** Start **

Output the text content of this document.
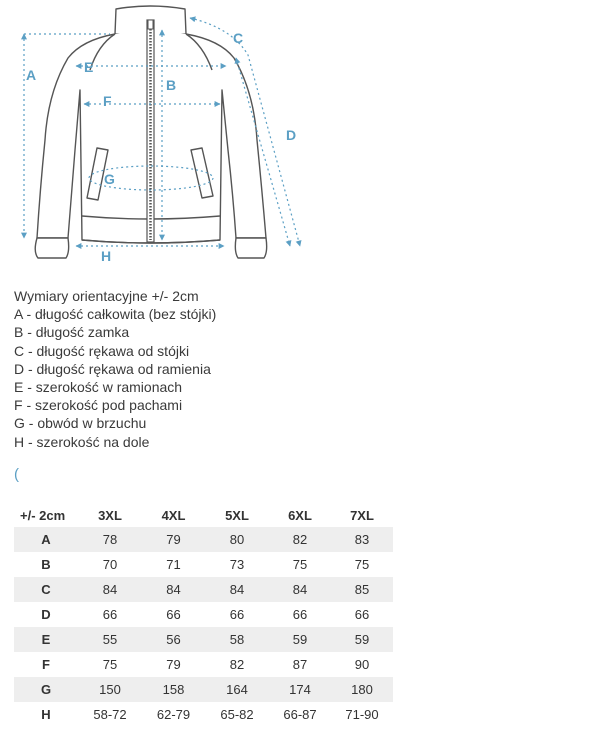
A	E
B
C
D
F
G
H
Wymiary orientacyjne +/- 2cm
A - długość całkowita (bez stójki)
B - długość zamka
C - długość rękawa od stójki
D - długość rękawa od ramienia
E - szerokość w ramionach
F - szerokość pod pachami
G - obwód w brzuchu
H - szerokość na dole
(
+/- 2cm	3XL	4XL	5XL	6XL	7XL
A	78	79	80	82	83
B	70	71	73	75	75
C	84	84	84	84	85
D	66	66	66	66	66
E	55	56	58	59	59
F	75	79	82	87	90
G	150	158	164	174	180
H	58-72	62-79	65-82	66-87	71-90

** End **
** Start **

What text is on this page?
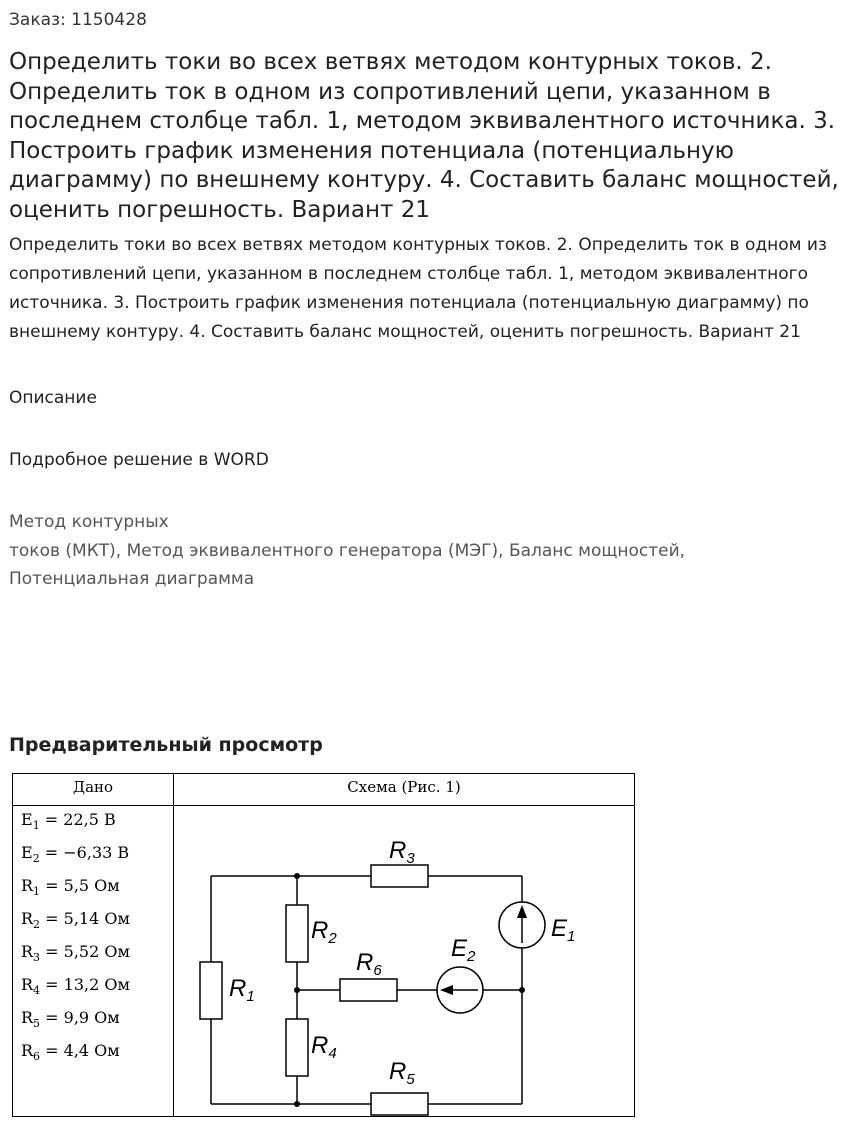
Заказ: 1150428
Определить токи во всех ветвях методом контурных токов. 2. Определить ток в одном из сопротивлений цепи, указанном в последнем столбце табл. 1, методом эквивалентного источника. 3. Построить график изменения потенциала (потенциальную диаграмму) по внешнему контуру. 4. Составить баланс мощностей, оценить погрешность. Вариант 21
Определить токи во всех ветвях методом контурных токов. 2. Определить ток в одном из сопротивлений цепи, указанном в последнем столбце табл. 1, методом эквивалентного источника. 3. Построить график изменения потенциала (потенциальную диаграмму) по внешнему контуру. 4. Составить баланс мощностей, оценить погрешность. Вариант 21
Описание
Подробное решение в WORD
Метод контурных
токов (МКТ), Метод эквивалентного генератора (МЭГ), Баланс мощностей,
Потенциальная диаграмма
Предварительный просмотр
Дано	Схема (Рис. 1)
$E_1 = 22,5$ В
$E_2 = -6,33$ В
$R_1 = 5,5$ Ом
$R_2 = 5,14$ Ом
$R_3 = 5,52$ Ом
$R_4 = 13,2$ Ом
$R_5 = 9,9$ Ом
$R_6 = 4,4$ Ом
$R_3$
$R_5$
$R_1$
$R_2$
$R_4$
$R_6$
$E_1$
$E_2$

** End **

**Request:** In the listing above, count each line that holds the string "text". Give the number only.

**Answer to this task:** 2